== WORK REQUIRED ==
In the listing that follows, count every line with the word "this" in it and write only the total.

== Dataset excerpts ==
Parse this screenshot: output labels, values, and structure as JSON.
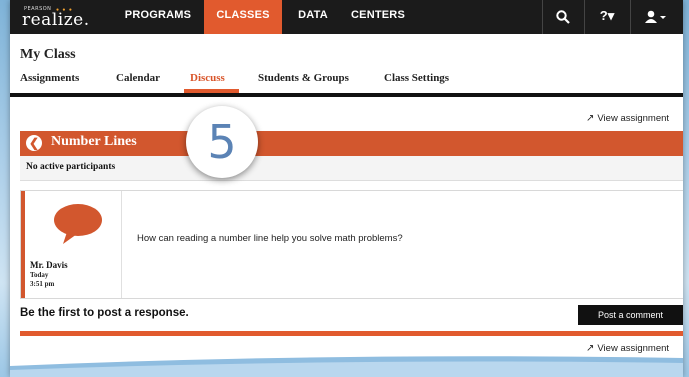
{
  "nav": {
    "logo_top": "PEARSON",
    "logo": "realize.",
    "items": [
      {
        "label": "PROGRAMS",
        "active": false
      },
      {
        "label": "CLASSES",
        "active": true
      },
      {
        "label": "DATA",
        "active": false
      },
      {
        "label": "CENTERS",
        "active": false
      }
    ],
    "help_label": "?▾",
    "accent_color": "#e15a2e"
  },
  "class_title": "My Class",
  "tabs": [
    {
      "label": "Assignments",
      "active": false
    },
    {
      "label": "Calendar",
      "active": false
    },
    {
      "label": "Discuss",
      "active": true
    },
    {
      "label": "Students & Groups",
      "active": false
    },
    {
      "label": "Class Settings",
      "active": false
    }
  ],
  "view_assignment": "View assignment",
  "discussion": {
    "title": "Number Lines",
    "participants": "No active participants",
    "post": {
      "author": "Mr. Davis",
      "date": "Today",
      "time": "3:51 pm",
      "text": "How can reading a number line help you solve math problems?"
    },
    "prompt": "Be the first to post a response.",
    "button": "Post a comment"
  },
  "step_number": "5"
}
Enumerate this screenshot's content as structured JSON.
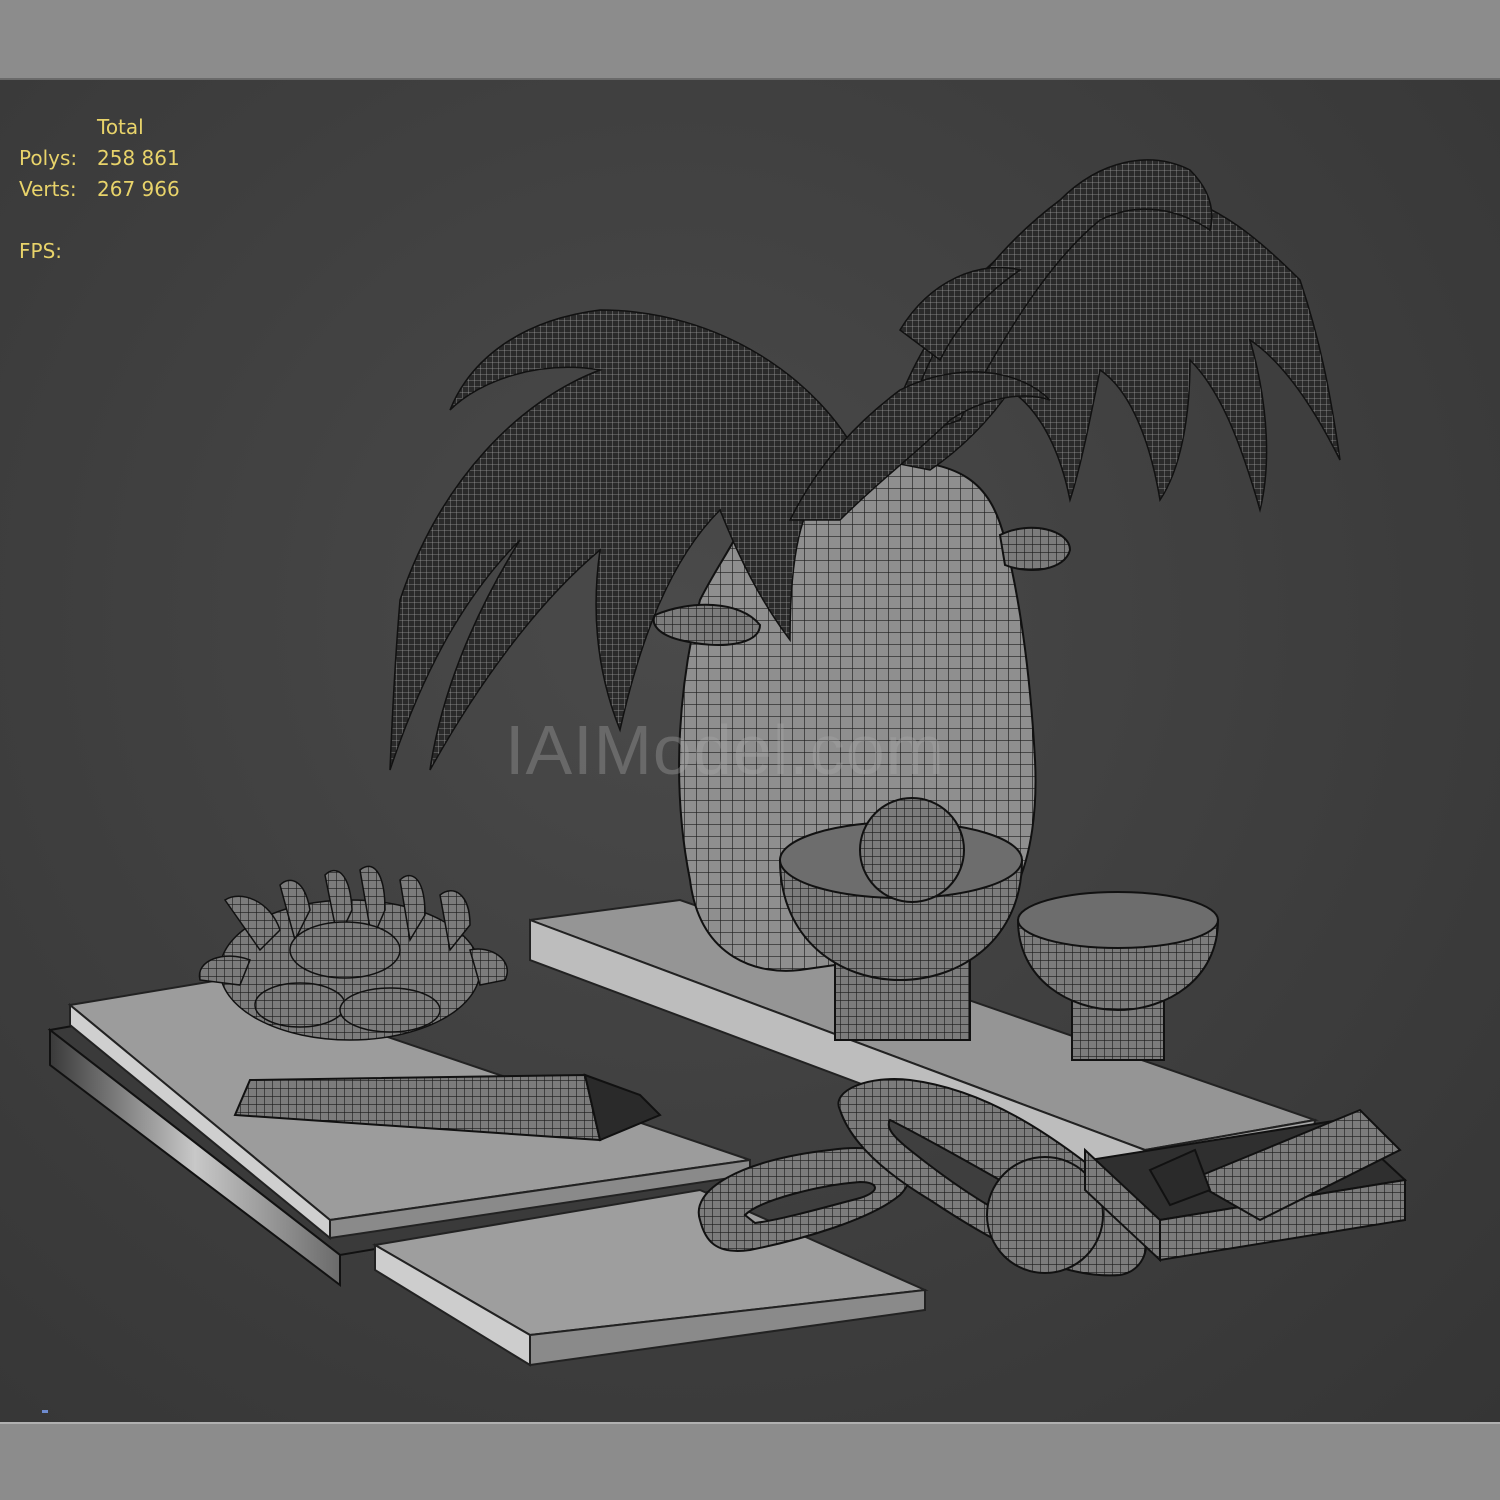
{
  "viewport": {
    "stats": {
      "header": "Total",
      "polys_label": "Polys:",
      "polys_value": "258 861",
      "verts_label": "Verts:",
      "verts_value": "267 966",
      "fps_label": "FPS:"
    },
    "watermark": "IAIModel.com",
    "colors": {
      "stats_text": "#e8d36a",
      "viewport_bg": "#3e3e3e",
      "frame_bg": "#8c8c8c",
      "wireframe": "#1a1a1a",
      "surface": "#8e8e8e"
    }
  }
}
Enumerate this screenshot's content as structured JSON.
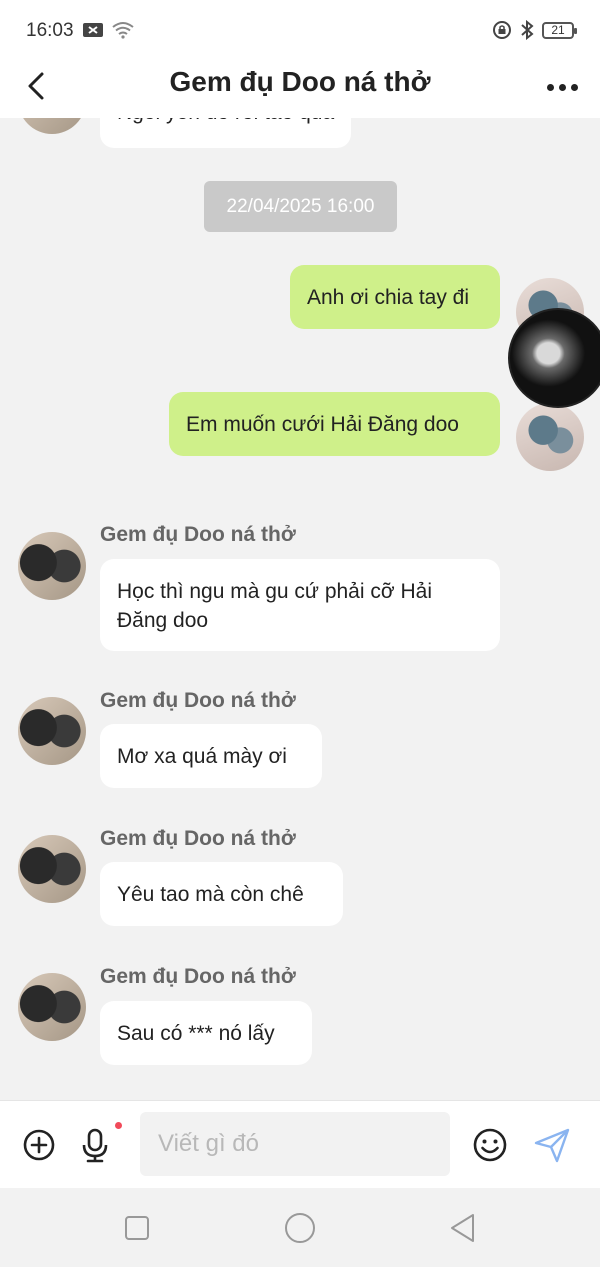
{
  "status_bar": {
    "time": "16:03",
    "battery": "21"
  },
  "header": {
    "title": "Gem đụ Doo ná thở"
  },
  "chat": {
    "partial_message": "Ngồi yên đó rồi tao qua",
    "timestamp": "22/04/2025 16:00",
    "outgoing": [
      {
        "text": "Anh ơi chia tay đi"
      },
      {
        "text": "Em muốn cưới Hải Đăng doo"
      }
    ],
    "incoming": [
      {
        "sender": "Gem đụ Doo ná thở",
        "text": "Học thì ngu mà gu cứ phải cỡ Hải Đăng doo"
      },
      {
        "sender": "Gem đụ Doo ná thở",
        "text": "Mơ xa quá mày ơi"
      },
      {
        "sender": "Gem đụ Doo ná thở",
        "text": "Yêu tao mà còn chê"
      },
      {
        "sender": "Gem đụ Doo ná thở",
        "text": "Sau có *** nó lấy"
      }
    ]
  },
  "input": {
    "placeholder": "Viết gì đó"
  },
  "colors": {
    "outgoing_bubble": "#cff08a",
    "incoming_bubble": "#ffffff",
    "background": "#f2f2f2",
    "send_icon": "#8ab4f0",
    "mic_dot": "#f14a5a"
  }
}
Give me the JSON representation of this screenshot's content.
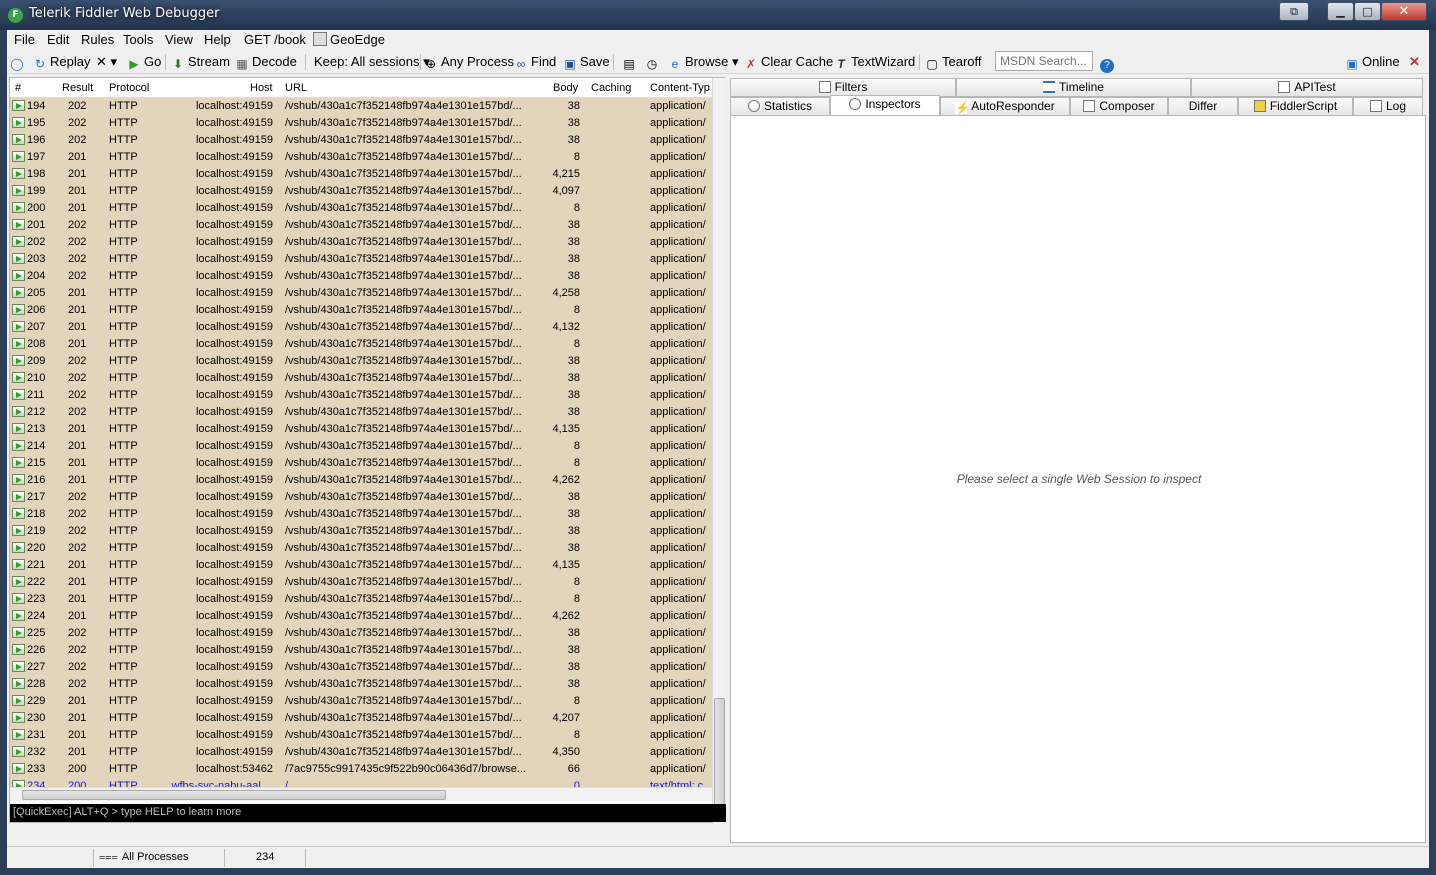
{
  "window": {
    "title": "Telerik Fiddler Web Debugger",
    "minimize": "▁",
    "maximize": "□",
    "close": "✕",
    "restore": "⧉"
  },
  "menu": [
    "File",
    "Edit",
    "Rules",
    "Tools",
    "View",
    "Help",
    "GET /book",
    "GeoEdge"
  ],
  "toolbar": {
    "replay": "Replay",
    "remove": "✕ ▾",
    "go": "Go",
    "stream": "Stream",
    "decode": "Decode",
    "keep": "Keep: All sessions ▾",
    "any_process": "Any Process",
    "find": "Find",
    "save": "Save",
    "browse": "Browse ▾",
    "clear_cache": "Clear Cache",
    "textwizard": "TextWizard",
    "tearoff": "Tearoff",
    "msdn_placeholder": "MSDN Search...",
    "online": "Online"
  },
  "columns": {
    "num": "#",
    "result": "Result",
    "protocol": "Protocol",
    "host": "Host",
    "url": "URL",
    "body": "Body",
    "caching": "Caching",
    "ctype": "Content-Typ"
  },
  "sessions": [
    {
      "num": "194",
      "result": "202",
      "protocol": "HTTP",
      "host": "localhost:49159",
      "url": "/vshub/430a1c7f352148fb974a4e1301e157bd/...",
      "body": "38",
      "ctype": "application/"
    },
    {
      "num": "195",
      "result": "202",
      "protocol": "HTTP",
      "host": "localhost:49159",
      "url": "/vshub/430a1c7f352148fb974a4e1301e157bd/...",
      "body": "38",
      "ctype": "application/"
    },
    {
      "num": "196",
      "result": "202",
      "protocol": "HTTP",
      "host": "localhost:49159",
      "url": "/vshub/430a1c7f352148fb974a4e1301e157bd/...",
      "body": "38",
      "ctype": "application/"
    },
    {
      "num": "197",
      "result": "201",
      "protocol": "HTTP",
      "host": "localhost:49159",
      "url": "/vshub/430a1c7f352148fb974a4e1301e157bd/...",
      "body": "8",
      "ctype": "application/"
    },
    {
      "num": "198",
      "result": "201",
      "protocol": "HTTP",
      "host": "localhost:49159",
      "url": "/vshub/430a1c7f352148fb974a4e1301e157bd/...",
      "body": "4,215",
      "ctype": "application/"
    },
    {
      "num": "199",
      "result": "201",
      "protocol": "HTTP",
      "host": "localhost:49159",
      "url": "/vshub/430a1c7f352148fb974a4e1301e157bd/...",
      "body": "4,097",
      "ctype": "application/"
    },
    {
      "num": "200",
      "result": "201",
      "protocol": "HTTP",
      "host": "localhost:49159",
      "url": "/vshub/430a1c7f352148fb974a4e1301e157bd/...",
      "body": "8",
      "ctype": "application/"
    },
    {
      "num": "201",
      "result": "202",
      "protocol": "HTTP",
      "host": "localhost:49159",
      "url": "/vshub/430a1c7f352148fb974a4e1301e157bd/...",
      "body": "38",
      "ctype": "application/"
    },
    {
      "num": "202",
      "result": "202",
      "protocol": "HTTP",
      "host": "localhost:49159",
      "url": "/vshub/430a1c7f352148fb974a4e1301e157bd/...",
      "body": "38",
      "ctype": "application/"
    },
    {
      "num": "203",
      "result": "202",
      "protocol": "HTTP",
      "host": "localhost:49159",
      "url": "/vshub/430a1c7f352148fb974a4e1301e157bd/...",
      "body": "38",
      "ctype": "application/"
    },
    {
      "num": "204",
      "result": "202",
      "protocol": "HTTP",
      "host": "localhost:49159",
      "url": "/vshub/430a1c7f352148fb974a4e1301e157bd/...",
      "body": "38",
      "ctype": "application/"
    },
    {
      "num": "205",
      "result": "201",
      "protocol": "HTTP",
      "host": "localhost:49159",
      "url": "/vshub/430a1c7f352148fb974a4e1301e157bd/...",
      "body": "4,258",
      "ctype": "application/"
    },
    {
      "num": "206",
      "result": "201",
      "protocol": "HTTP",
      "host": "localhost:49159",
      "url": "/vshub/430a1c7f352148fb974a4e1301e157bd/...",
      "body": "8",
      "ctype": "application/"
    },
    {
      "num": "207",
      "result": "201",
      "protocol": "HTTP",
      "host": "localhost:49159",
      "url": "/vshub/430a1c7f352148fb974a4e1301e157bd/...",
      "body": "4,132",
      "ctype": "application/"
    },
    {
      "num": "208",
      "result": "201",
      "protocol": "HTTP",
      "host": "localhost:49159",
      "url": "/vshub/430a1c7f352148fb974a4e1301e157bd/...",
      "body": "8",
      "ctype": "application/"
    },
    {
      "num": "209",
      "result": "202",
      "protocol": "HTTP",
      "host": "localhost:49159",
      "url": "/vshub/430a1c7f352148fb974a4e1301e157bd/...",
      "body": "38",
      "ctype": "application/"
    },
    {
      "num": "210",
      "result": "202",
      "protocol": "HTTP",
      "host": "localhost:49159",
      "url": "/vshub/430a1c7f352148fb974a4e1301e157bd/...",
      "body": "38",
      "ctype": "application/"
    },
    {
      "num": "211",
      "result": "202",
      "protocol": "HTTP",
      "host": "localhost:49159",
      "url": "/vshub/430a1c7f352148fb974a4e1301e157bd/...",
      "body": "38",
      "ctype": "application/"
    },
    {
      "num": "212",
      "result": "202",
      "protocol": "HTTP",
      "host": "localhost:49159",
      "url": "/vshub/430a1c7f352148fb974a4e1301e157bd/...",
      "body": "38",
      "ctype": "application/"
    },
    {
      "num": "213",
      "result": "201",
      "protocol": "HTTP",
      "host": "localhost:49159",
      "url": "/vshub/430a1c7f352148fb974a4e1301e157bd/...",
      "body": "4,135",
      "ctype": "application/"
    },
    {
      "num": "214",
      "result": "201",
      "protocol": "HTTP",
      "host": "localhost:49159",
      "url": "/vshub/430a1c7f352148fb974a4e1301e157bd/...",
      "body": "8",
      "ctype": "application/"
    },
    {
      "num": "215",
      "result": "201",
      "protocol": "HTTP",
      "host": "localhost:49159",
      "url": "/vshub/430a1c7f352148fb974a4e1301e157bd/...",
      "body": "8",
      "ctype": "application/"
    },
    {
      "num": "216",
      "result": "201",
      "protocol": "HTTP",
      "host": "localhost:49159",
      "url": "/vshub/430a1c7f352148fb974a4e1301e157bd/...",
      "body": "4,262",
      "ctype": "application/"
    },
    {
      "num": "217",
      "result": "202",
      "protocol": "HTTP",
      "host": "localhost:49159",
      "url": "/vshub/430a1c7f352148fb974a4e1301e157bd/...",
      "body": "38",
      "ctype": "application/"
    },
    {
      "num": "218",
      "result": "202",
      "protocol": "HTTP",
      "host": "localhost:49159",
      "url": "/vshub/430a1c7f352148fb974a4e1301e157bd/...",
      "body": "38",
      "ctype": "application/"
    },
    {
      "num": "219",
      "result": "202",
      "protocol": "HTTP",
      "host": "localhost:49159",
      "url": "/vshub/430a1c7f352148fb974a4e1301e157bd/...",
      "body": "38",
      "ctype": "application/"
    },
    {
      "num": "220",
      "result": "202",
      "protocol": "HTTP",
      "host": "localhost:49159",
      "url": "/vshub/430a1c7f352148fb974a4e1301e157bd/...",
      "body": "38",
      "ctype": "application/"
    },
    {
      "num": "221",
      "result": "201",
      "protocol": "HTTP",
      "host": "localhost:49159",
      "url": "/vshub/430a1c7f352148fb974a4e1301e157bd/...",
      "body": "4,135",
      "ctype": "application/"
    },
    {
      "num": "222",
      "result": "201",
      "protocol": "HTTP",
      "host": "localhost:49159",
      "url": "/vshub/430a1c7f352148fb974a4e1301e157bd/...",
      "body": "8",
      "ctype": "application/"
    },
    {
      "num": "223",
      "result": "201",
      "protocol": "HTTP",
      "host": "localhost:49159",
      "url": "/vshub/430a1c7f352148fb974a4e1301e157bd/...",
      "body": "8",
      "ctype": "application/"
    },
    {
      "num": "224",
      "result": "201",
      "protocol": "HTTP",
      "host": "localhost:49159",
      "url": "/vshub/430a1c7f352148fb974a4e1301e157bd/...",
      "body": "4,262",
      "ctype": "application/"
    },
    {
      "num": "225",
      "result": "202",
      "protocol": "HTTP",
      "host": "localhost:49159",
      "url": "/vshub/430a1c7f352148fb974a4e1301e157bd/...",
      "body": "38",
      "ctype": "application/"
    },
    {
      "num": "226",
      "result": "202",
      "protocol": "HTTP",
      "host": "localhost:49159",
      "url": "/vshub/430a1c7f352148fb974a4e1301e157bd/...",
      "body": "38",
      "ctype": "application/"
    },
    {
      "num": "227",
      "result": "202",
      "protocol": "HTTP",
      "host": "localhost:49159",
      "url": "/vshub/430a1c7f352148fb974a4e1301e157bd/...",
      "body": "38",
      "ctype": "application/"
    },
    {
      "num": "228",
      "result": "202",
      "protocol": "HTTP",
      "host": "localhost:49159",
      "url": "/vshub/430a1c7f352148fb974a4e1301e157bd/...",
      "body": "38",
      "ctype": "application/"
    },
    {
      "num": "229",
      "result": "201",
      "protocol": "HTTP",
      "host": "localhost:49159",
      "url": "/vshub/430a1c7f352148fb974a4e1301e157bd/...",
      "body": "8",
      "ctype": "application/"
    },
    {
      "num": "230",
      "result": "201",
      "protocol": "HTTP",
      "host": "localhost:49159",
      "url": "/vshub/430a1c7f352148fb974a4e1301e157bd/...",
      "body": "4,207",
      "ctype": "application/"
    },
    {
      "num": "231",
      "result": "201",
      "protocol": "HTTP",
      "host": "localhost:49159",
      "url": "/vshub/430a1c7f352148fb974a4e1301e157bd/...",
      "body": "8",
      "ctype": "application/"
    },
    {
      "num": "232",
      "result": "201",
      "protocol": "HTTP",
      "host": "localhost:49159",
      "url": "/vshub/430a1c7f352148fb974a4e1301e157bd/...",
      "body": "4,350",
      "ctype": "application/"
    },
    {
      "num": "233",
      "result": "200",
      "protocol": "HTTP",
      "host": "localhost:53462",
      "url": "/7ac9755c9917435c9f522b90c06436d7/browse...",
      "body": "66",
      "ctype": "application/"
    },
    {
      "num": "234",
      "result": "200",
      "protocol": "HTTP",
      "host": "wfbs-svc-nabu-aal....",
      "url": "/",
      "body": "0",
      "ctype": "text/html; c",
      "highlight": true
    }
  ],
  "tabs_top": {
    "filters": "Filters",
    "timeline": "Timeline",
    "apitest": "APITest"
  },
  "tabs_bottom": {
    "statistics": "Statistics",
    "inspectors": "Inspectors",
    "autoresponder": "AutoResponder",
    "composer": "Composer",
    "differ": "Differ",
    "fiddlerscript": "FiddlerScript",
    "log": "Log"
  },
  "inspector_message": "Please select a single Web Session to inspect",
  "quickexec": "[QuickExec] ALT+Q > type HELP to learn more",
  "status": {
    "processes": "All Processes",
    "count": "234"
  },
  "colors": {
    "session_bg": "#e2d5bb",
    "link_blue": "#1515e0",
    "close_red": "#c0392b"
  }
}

== EXERCISE SOLUTION ==
4